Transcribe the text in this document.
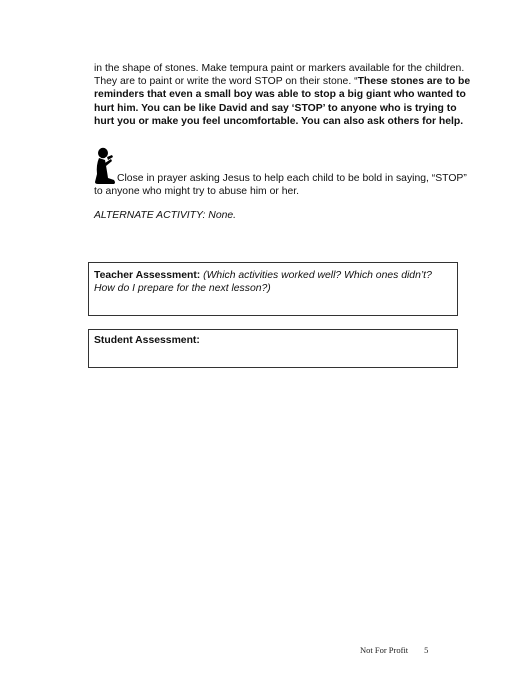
in the shape of stones. Make tempura paint or markers available for the children. They are to paint or write the word STOP on their stone. “These stones are to be reminders that even a small boy was able to stop a big giant who wanted to hurt him. You can be like David and say ‘STOP’ to anyone who is trying to hurt you or make you feel uncomfortable. You can also ask others for help.
Close in prayer asking Jesus to help each child to be bold in saying, “STOP”
to anyone who might try to abuse him or her.
ALTERNATE ACTIVITY: None.
Teacher Assessment: (Which activities worked well? Which ones didn’t? How do I prepare for the next lesson?)
Student Assessment:
Not For Profit 5
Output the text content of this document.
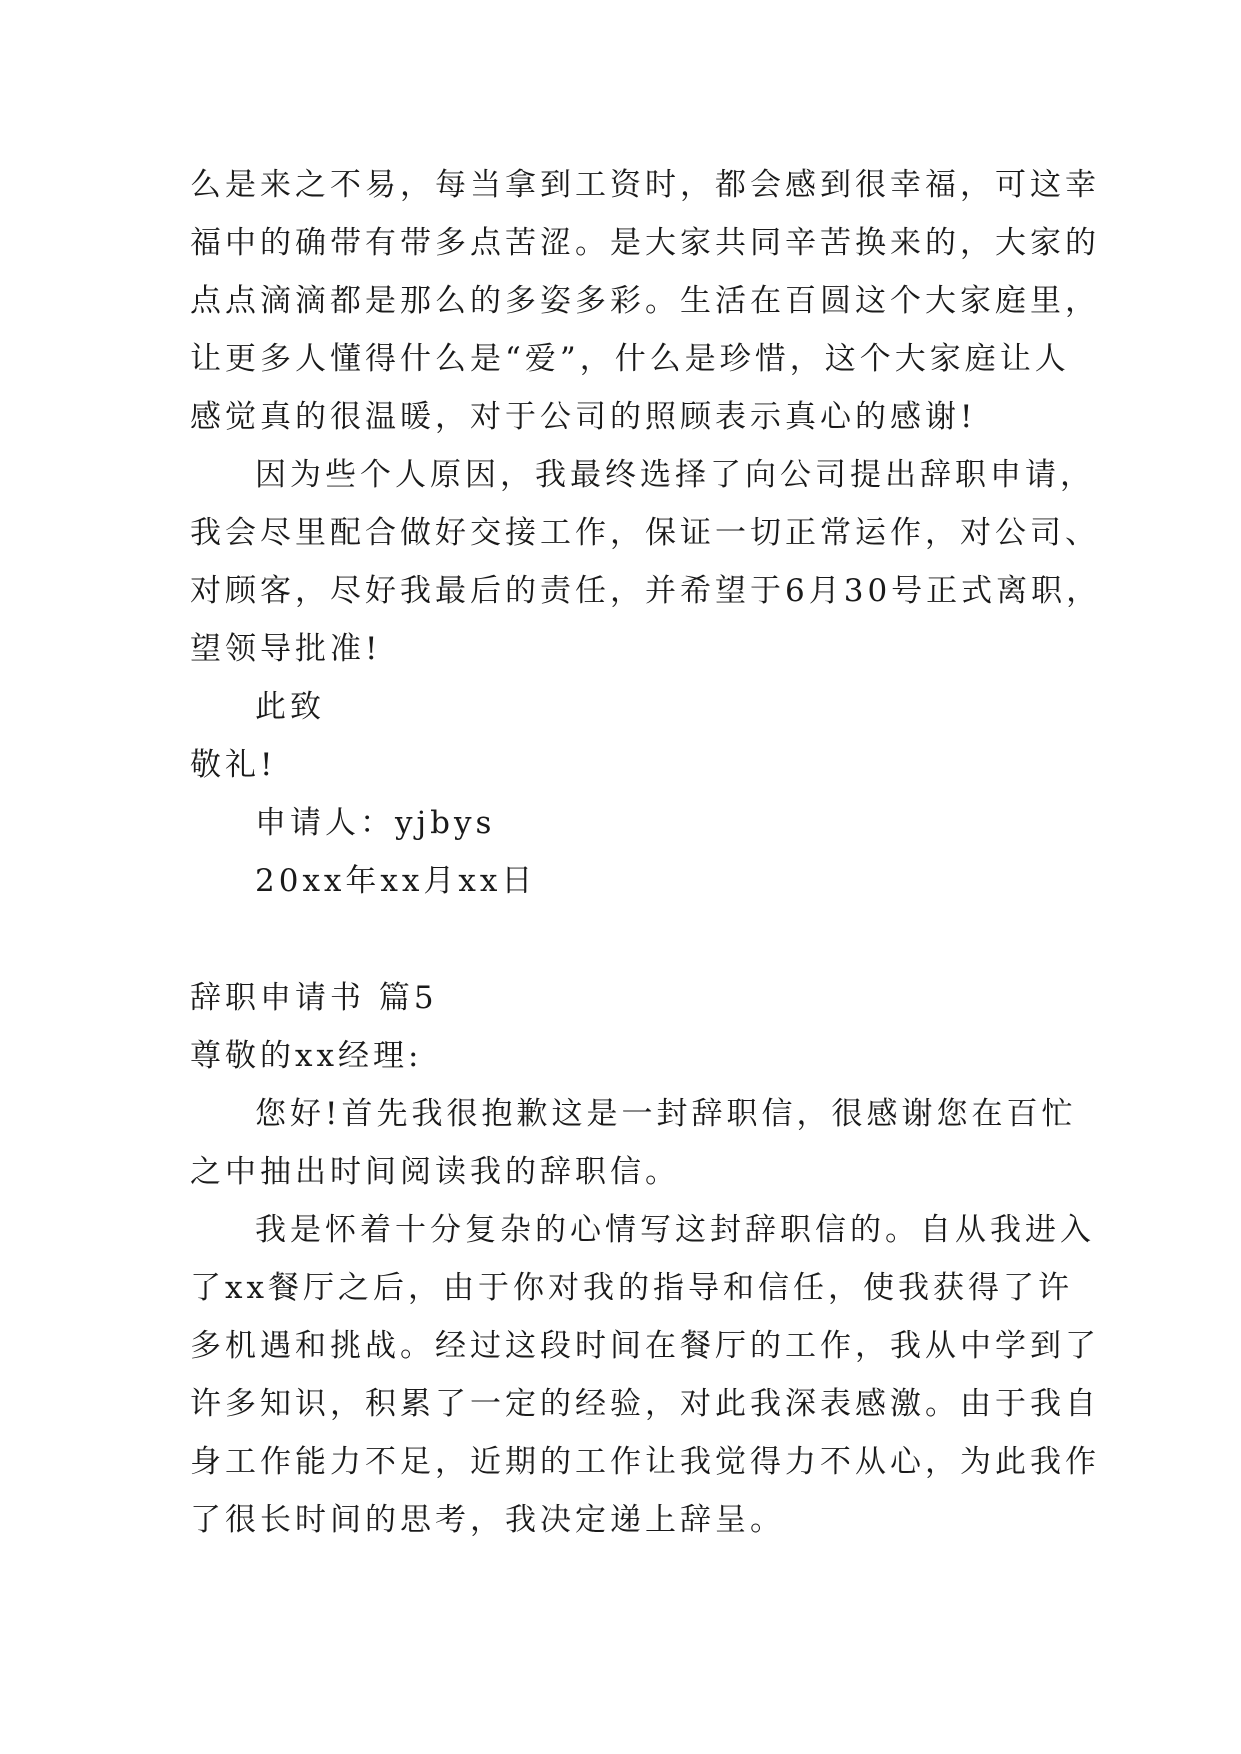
么是来之不易，每当拿到工资时，都会感到很幸福，可这幸
福中的确带有带多点苦涩。是大家共同辛苦换来的，大家的
点点滴滴都是那么的多姿多彩。生活在百圆这个大家庭里，
让更多人懂得什么是“爱”，什么是珍惜，这个大家庭让人
感觉真的很温暖，对于公司的照顾表示真心的感谢!
因为些个人原因，我最终选择了向公司提出辞职申请，
我会尽里配合做好交接工作，保证一切正常运作，对公司、
对顾客，尽好我最后的责任，并希望于6月30号正式离职，
望领导批准!
此致
敬礼!
申请人：yjbys
20xx年xx月xx日
辞职申请书 篇5
尊敬的xx经理:
您好!首先我很抱歉这是一封辞职信，很感谢您在百忙
之中抽出时间阅读我的辞职信。
我是怀着十分复杂的心情写这封辞职信的。自从我进入
了xx餐厅之后，由于你对我的指导和信任，使我获得了许
多机遇和挑战。经过这段时间在餐厅的工作，我从中学到了
许多知识，积累了一定的经验，对此我深表感激。由于我自
身工作能力不足，近期的工作让我觉得力不从心，为此我作
了很长时间的思考，我决定递上辞呈。
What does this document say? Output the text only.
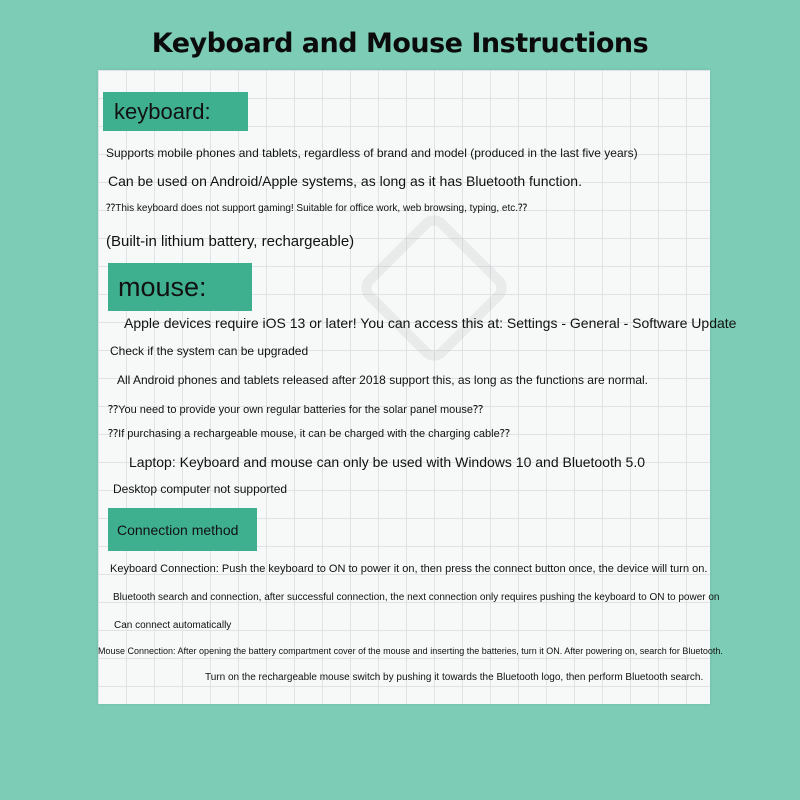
Keyboard and Mouse Instructions
keyboard:
Supports mobile phones and tablets, regardless of brand and model (produced in the last five years)
Can be used on Android/Apple systems, as long as it has Bluetooth function.
⁇This keyboard does not support gaming! Suitable for office work, web browsing, typing, etc.⁇
(Built-in lithium battery, rechargeable)
mouse:
Apple devices require iOS 13 or later! You can access this at: Settings - General - Software Update
Check if the system can be upgraded
All Android phones and tablets released after 2018 support this, as long as the functions are normal.
⁇You need to provide your own regular batteries for the solar panel mouse⁇
⁇If purchasing a rechargeable mouse, it can be charged with the charging cable⁇
Laptop: Keyboard and mouse can only be used with Windows 10 and Bluetooth 5.0
Desktop computer not supported
Connection method
Keyboard Connection: Push the keyboard to ON to power it on, then press the connect button once, the device will turn on.
Bluetooth search and connection, after successful connection, the next connection only requires pushing the keyboard to ON to power on
Can connect automatically
Mouse Connection: After opening the battery compartment cover of the mouse and inserting the batteries, turn it ON. After powering on, search for Bluetooth.
Turn on the rechargeable mouse switch by pushing it towards the Bluetooth logo, then perform Bluetooth search.
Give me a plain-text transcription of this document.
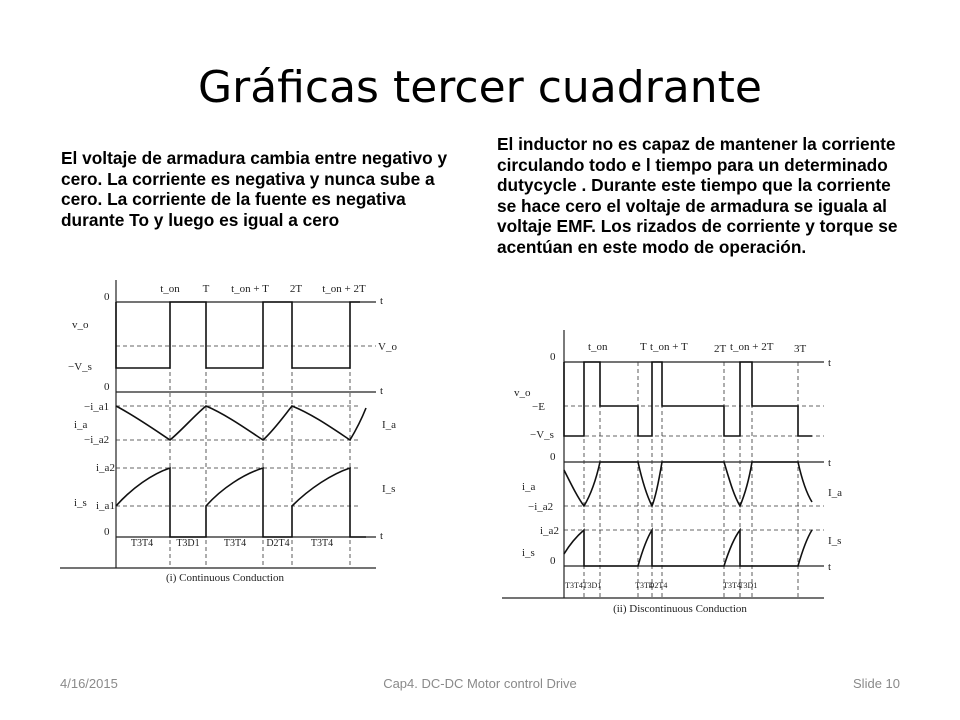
Gráficas tercer cuadrante

El voltaje de armadura cambia entre negativo y cero. La corriente es negativa y nunca sube a cero. La corriente de la fuente es negativa durante To y luego es igual a cero

El inductor no es capaz de mantener la corriente circulando todo e l tiempo para un determinado dutycycle . Durante este tiempo que la corriente se hace cero el voltaje de armadura se iguala al voltaje EMF. Los rizados de corriente y torque se acentúan en este modo de operación.

t_on T t_on + T 2T t_on + 2T
t
t
t
0
v_o
−V_s
V_o
0
i_a
−i_a1
−i_a2
I_a
i_a2
i_s i_a1
I_s
0
T3T4 T3D1 T3T4 D2T4 T3T4
(i) Continuous Conduction
t_on	T t_on + T 2T t_on + 2T 3T
t
t
t
0
v_o
−E
−V_s
0
i_a
−i_a2
I_a
i_a2
i_s
I_s
0
T3T4 T3D1	T3T4
D2T4	T3T4
T3D1
(ii) Discontinuous Conduction
4/16/2015	Cap4. DC-DC Motor control Drive	Slide 10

Aim of the exercise = Write out the records above exactly as they stand, leaving out every picture.

Full solution =
Transcribe the text in this document.
in the shape of stones. Make tempura paint or markers available for the children. They are to paint or write the word STOP on their stone. “These stones are to be reminders that even a small boy was able to stop a big giant who wanted to hurt him. You can be like David and say ‘STOP’ to anyone who is trying to hurt you or make you feel uncomfortable. You can also ask others for help.
Close in prayer asking Jesus to help each child to be bold in saying, “STOP”
to anyone who might try to abuse him or her.
ALTERNATE ACTIVITY: None.
Teacher Assessment: (Which activities worked well? Which ones didn’t? How do I prepare for the next lesson?)
Student Assessment:
Not For Profit 5
Output the text content of this document.
么是来之不易，每当拿到工资时，都会感到很幸福，可这幸
福中的确带有带多点苦涩。是大家共同辛苦换来的，大家的
点点滴滴都是那么的多姿多彩。生活在百圆这个大家庭里，
让更多人懂得什么是“爱”，什么是珍惜，这个大家庭让人
感觉真的很温暖，对于公司的照顾表示真心的感谢!
因为些个人原因，我最终选择了向公司提出辞职申请，
我会尽里配合做好交接工作，保证一切正常运作，对公司、
对顾客，尽好我最后的责任，并希望于6月30号正式离职，
望领导批准!
此致
敬礼!
申请人：yjbys
20xx年xx月xx日
辞职申请书 篇5
尊敬的xx经理:
您好!首先我很抱歉这是一封辞职信，很感谢您在百忙
之中抽出时间阅读我的辞职信。
我是怀着十分复杂的心情写这封辞职信的。自从我进入
了xx餐厅之后，由于你对我的指导和信任，使我获得了许
多机遇和挑战。经过这段时间在餐厅的工作，我从中学到了
许多知识，积累了一定的经验，对此我深表感激。由于我自
身工作能力不足，近期的工作让我觉得力不从心，为此我作
了很长时间的思考，我决定递上辞呈。
What does this document say? Output the text only.
Keyboard and Mouse Instructions
keyboard:
Supports mobile phones and tablets, regardless of brand and model (produced in the last five years)
Can be used on Android/Apple systems, as long as it has Bluetooth function.
⁇This keyboard does not support gaming! Suitable for office work, web browsing, typing, etc.⁇
(Built-in lithium battery, rechargeable)
mouse:
Apple devices require iOS 13 or later! You can access this at: Settings - General - Software Update
Check if the system can be upgraded
All Android phones and tablets released after 2018 support this, as long as the functions are normal.
⁇You need to provide your own regular batteries for the solar panel mouse⁇
⁇If purchasing a rechargeable mouse, it can be charged with the charging cable⁇
Laptop: Keyboard and mouse can only be used with Windows 10 and Bluetooth 5.0
Desktop computer not supported
Connection method
Keyboard Connection: Push the keyboard to ON to power it on, then press the connect button once, the device will turn on.
Bluetooth search and connection, after successful connection, the next connection only requires pushing the keyboard to ON to power on
Can connect automatically
Mouse Connection: After opening the battery compartment cover of the mouse and inserting the batteries, turn it ON. After powering on, search for Bluetooth.
Turn on the rechargeable mouse switch by pushing it towards the Bluetooth logo, then perform Bluetooth search.
Give me a plain-text transcription of this document.
Gráficas tercer cuadrante

El voltaje de armadura cambia entre negativo y cero. La corriente es negativa y nunca sube a cero. La corriente de la fuente es negativa durante To y luego es igual a cero

El inductor no es capaz de mantener la corriente circulando todo e l tiempo para un determinado dutycycle . Durante este tiempo que la corriente se hace cero el voltaje de armadura se iguala al voltaje EMF. Los rizados de corriente y torque se acentúan en este modo de operación.

t_on T t_on + T 2T t_on + 2T
t
t
t
0
v_o
−V_s
V_o
0
i_a
−i_a1
−i_a2
I_a
i_a2
i_s i_a1
I_s
0
T3T4 T3D1 T3T4 D2T4 T3T4
(i) Continuous Conduction
t_on	T t_on + T 2T t_on + 2T 3T
t
t
t
0
v_o
−E
−V_s
0
i_a
−i_a2
I_a
i_a2
i_s
I_s
0
T3T4 T3D1	T3T4
D2T4	T3T4
T3D1
(ii) Discontinuous Conduction
4/16/2015	Cap4. DC-DC Motor control Drive	Slide 10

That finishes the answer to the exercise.